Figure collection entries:
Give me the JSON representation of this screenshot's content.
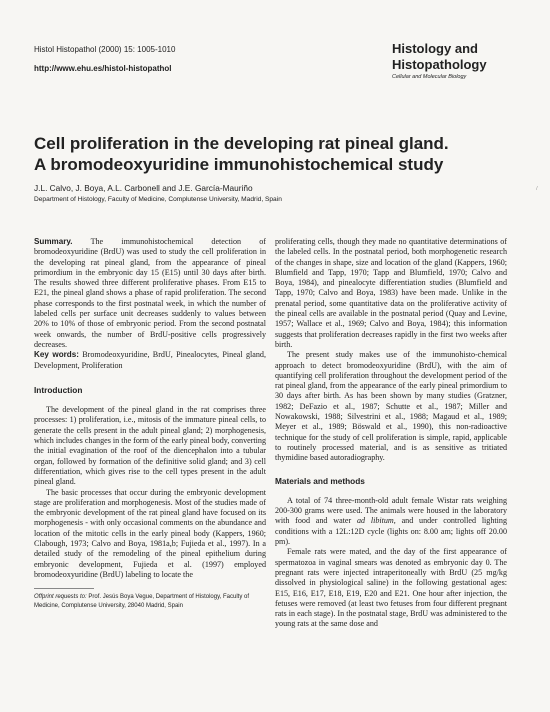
{
  "header": {
    "citation": "Histol Histopathol (2000) 15: 1005-1010",
    "url": "http://www.ehu.es/histol-histopathol",
    "journal_line1": "Histology and",
    "journal_line2": "Histopathology",
    "journal_subtitle": "Cellular and Molecular Biology"
  },
  "title_line1": "Cell proliferation in the developing rat pineal gland.",
  "title_line2": "A bromodeoxyuridine immunohistochemical study",
  "authors": "J.L. Calvo, J. Boya, A.L. Carbonell and J.E. García-Mauriño",
  "affiliation": "Department of Histology, Faculty of Medicine, Complutense University, Madrid, Spain",
  "summary": {
    "label": "Summary.",
    "text": " The immunohistochemical detection of bromodeoxyuridine (BrdU) was used to study the cell proliferation in the developing rat pineal gland, from the appearance of pineal primordium in the embryonic day 15 (E15) until 30 days after birth. The results showed three different proliferative phases. From E15 to E21, the pineal gland shows a phase of rapid proliferation. The second phase corresponds to the first postnatal week, in which the number of labeled cells per surface unit decreases suddenly to values between 20% to 10% of those of embryonic period. From the second postnatal week onwards, the number of BrdU-positive cells progressively decreases."
  },
  "keywords": {
    "label": "Key words:",
    "text": " Bromodeoxyuridine, BrdU, Pinealocytes, Pineal gland, Development, Proliferation"
  },
  "introduction": {
    "heading": "Introduction",
    "p1": "The development of the pineal gland in the rat comprises three processes: 1) proliferation, i.e., mitosis of the immature pineal cells, to generate the cells present in the adult pineal gland; 2) morphogenesis, which includes changes in the form of the early pineal body, converting the initial evagination of the roof of the diencephalon into a tubular organ, followed by formation of the definitive solid gland; and 3) cell differentiation, which gives rise to the cell types present in the adult pineal gland.",
    "p2": "The basic processes that occur during the embryonic development stage are proliferation and morphogenesis. Most of the studies made of the embryonic development of the rat pineal gland have focused on its morphogenesis - with only occasional comments on the abundance and location of the mitotic cells in the early pineal body (Kappers, 1960; Clabough, 1973; Calvo and Boya, 1981a,b; Fujieda et al., 1997). In a detailed study of the remodeling of the pineal epithelium during embryonic development, Fujieda et al. (1997) employed bromodeoxyuridine (BrdU) labeling to locate the"
  },
  "footnote": {
    "label": "Offprint requests to:",
    "text": " Prof. Jesús Boya Vegue, Department of Histology, Faculty of Medicine, Complutense University, 28040 Madrid, Spain"
  },
  "right_column": {
    "p1": "proliferating cells, though they made no quantitative determinations of the labeled cells. In the postnatal period, both morphogenetic research of the changes in shape, size and location of the gland (Kappers, 1960; Blumfield and Tapp, 1970; Tapp and Blumfield, 1970; Calvo and Boya, 1984), and pinealocyte differentiation studies (Blumfield and Tapp, 1970; Calvo and Boya, 1983) have been made. Unlike in the prenatal period, some quantitative data on the proliferative activity of the pineal cells are available in the postnatal period (Quay and Levine, 1957; Wallace et al., 1969; Calvo and Boya, 1984); this information suggests that proliferation decreases rapidly in the first two weeks after birth.",
    "p2": "The present study makes use of the immunohisto-chemical approach to detect bromodeoxyuridine (BrdU), with the aim of quantifying cell proliferation throughout the development period of the rat pineal gland, from the appearance of the early pineal primordium to 30 days after birth. As has been shown by many studies (Gratzner, 1982; DeFazio et al., 1987; Schutte et al., 1987; Miller and Nowakowski, 1988; Silvestrini et al., 1988; Magaud et al., 1989; Meyer et al., 1989; Böswald et al., 1990), this non-radioactive technique for the study of cell proliferation is simple, rapid, applicable to routinely processed material, and is as sensitive as tritiated thymidine based autoradiography.",
    "methods_heading": "Materials and methods",
    "m1_a": "A total of 74 three-month-old adult female Wistar rats weighing 200-300 grams were used. The animals were housed in the laboratory with food and water ",
    "m1_italic": "ad libitum",
    "m1_b": ", and under controlled lighting conditions with a 12L:12D cycle (lights on: 8.00 am; lights off 20.00 pm).",
    "m2": "Female rats were mated, and the day of the first appearance of spermatozoa in vaginal smears was denoted as embryonic day 0. The pregnant rats were injected intraperitoneally with BrdU (25 mg/kg dissolved in physiological saline) in the following gestational ages: E15, E16, E17, E18, E19, E20 and E21. One hour after injection, the fetuses were removed (at least two fetuses from four different pregnant rats in each stage). In the postnatal stage, BrdU was administered to the young rats at the same dose and"
  },
  "margin_mark": "/"
}
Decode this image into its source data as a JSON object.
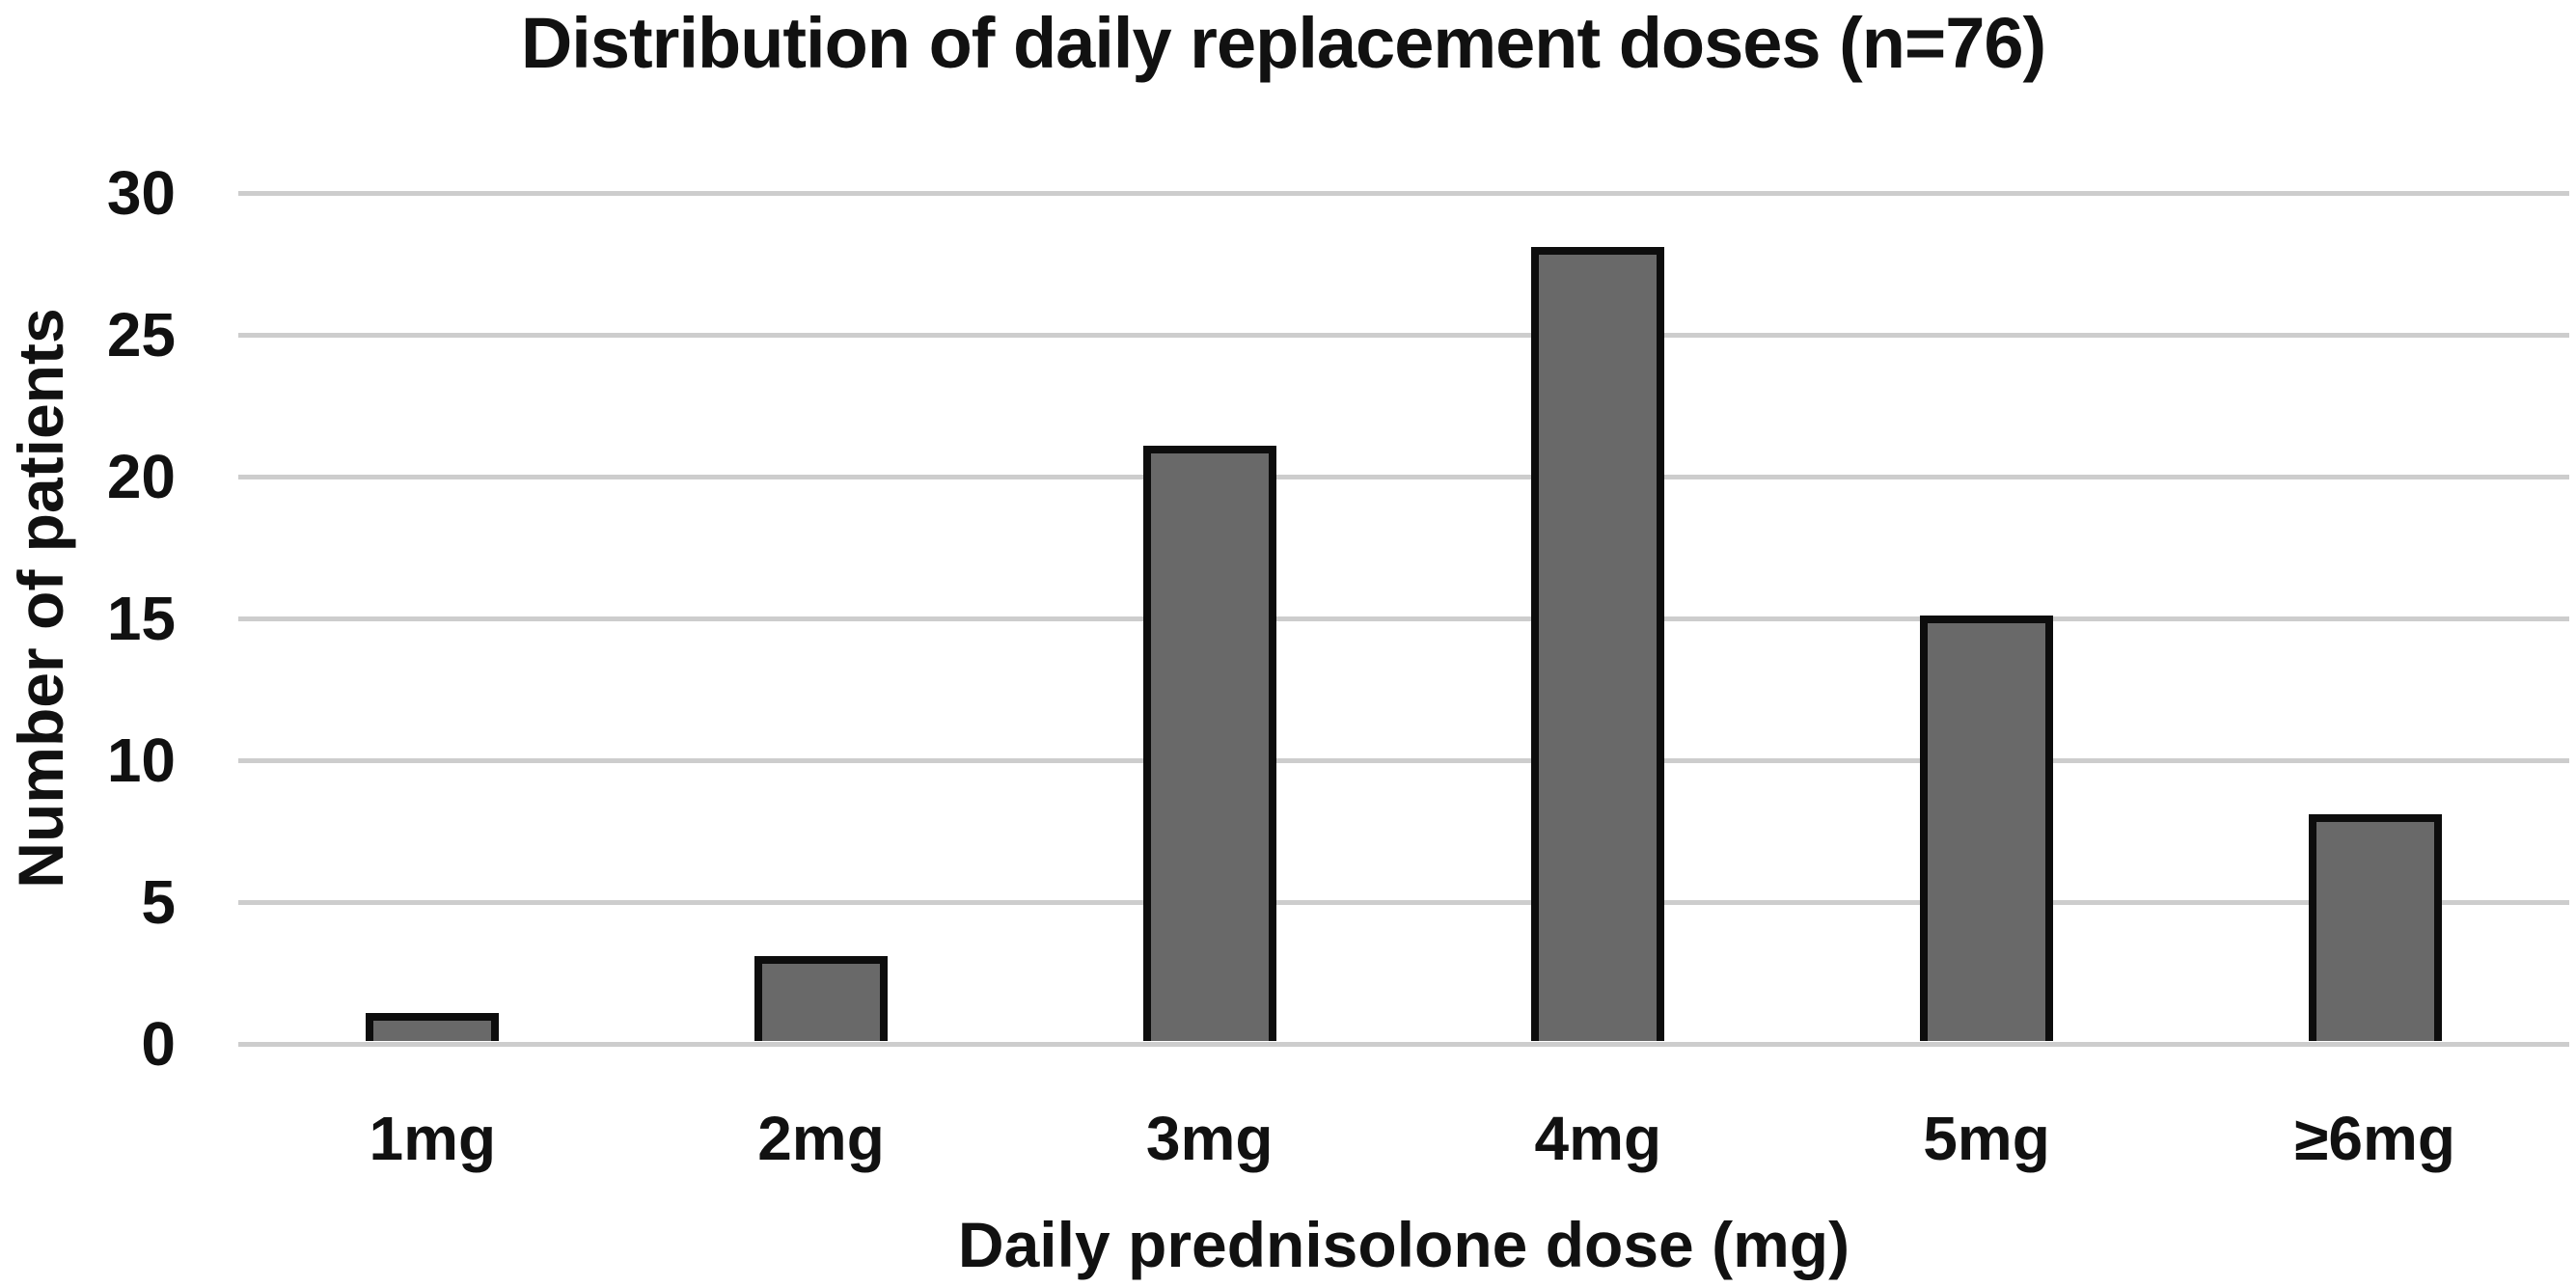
{
  "chart_data": {
    "type": "bar",
    "title": "Distribution of daily replacement doses (n=76)",
    "xlabel": "Daily prednisolone dose (mg)",
    "ylabel": "Number of patients",
    "categories": [
      "1mg",
      "2mg",
      "3mg",
      "4mg",
      "5mg",
      "≥6mg"
    ],
    "values": [
      1,
      3,
      21,
      28,
      15,
      8
    ],
    "ylim": [
      0,
      30
    ],
    "yticks": [
      0,
      5,
      10,
      15,
      20,
      25,
      30
    ],
    "grid": "horizontal-only",
    "legend_position": "none",
    "bar_fill_color": "#696969",
    "bar_border_color": "#0d0d0d",
    "gridline_color": "#cdcdcd",
    "text_color": "#111111",
    "background_color": "#ffffff"
  }
}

Brief — What you return must match the records above exactly, minus any images.

The answer —
Give me the JSON representation of this screenshot's content.
{
  "header": {
    "citation": "Histol Histopathol (2000) 15: 1005-1010",
    "url": "http://www.ehu.es/histol-histopathol",
    "journal_line1": "Histology and",
    "journal_line2": "Histopathology",
    "journal_subtitle": "Cellular and Molecular Biology"
  },
  "title_line1": "Cell proliferation in the developing rat pineal gland.",
  "title_line2": "A bromodeoxyuridine immunohistochemical study",
  "authors": "J.L. Calvo, J. Boya, A.L. Carbonell and J.E. García-Mauriño",
  "affiliation": "Department of Histology, Faculty of Medicine, Complutense University, Madrid, Spain",
  "summary": {
    "label": "Summary.",
    "text": " The immunohistochemical detection of bromodeoxyuridine (BrdU) was used to study the cell proliferation in the developing rat pineal gland, from the appearance of pineal primordium in the embryonic day 15 (E15) until 30 days after birth. The results showed three different proliferative phases. From E15 to E21, the pineal gland shows a phase of rapid proliferation. The second phase corresponds to the first postnatal week, in which the number of labeled cells per surface unit decreases suddenly to values between 20% to 10% of those of embryonic period. From the second postnatal week onwards, the number of BrdU-positive cells progressively decreases."
  },
  "keywords": {
    "label": "Key words:",
    "text": " Bromodeoxyuridine, BrdU, Pinealocytes, Pineal gland, Development, Proliferation"
  },
  "introduction": {
    "heading": "Introduction",
    "p1": "The development of the pineal gland in the rat comprises three processes: 1) proliferation, i.e., mitosis of the immature pineal cells, to generate the cells present in the adult pineal gland; 2) morphogenesis, which includes changes in the form of the early pineal body, converting the initial evagination of the roof of the diencephalon into a tubular organ, followed by formation of the definitive solid gland; and 3) cell differentiation, which gives rise to the cell types present in the adult pineal gland.",
    "p2": "The basic processes that occur during the embryonic development stage are proliferation and morphogenesis. Most of the studies made of the embryonic development of the rat pineal gland have focused on its morphogenesis - with only occasional comments on the abundance and location of the mitotic cells in the early pineal body (Kappers, 1960; Clabough, 1973; Calvo and Boya, 1981a,b; Fujieda et al., 1997). In a detailed study of the remodeling of the pineal epithelium during embryonic development, Fujieda et al. (1997) employed bromodeoxyuridine (BrdU) labeling to locate the"
  },
  "footnote": {
    "label": "Offprint requests to:",
    "text": " Prof. Jesús Boya Vegue, Department of Histology, Faculty of Medicine, Complutense University, 28040 Madrid, Spain"
  },
  "right_column": {
    "p1": "proliferating cells, though they made no quantitative determinations of the labeled cells. In the postnatal period, both morphogenetic research of the changes in shape, size and location of the gland (Kappers, 1960; Blumfield and Tapp, 1970; Tapp and Blumfield, 1970; Calvo and Boya, 1984), and pinealocyte differentiation studies (Blumfield and Tapp, 1970; Calvo and Boya, 1983) have been made. Unlike in the prenatal period, some quantitative data on the proliferative activity of the pineal cells are available in the postnatal period (Quay and Levine, 1957; Wallace et al., 1969; Calvo and Boya, 1984); this information suggests that proliferation decreases rapidly in the first two weeks after birth.",
    "p2": "The present study makes use of the immunohisto-chemical approach to detect bromodeoxyuridine (BrdU), with the aim of quantifying cell proliferation throughout the development period of the rat pineal gland, from the appearance of the early pineal primordium to 30 days after birth. As has been shown by many studies (Gratzner, 1982; DeFazio et al., 1987; Schutte et al., 1987; Miller and Nowakowski, 1988; Silvestrini et al., 1988; Magaud et al., 1989; Meyer et al., 1989; Böswald et al., 1990), this non-radioactive technique for the study of cell proliferation is simple, rapid, applicable to routinely processed material, and is as sensitive as tritiated thymidine based autoradiography.",
    "methods_heading": "Materials and methods",
    "m1_a": "A total of 74 three-month-old adult female Wistar rats weighing 200-300 grams were used. The animals were housed in the laboratory with food and water ",
    "m1_italic": "ad libitum",
    "m1_b": ", and under controlled lighting conditions with a 12L:12D cycle (lights on: 8.00 am; lights off 20.00 pm).",
    "m2": "Female rats were mated, and the day of the first appearance of spermatozoa in vaginal smears was denoted as embryonic day 0. The pregnant rats were injected intraperitoneally with BrdU (25 mg/kg dissolved in physiological saline) in the following gestational ages: E15, E16, E17, E18, E19, E20 and E21. One hour after injection, the fetuses were removed (at least two fetuses from four different pregnant rats in each stage). In the postnatal stage, BrdU was administered to the young rats at the same dose and"
  },
  "margin_mark": "/"
}
Decode this image into its source data as a JSON object.
{
  "chart_data": {
    "type": "bar",
    "title": "Distribution of daily replacement doses (n=76)",
    "xlabel": "Daily prednisolone dose (mg)",
    "ylabel": "Number of patients",
    "categories": [
      "1mg",
      "2mg",
      "3mg",
      "4mg",
      "5mg",
      "≥6mg"
    ],
    "values": [
      1,
      3,
      21,
      28,
      15,
      8
    ],
    "ylim": [
      0,
      30
    ],
    "yticks": [
      0,
      5,
      10,
      15,
      20,
      25,
      30
    ],
    "grid": "horizontal-only",
    "legend_position": "none",
    "bar_fill_color": "#696969",
    "bar_border_color": "#0d0d0d",
    "gridline_color": "#cdcdcd",
    "text_color": "#111111",
    "background_color": "#ffffff"
  }
}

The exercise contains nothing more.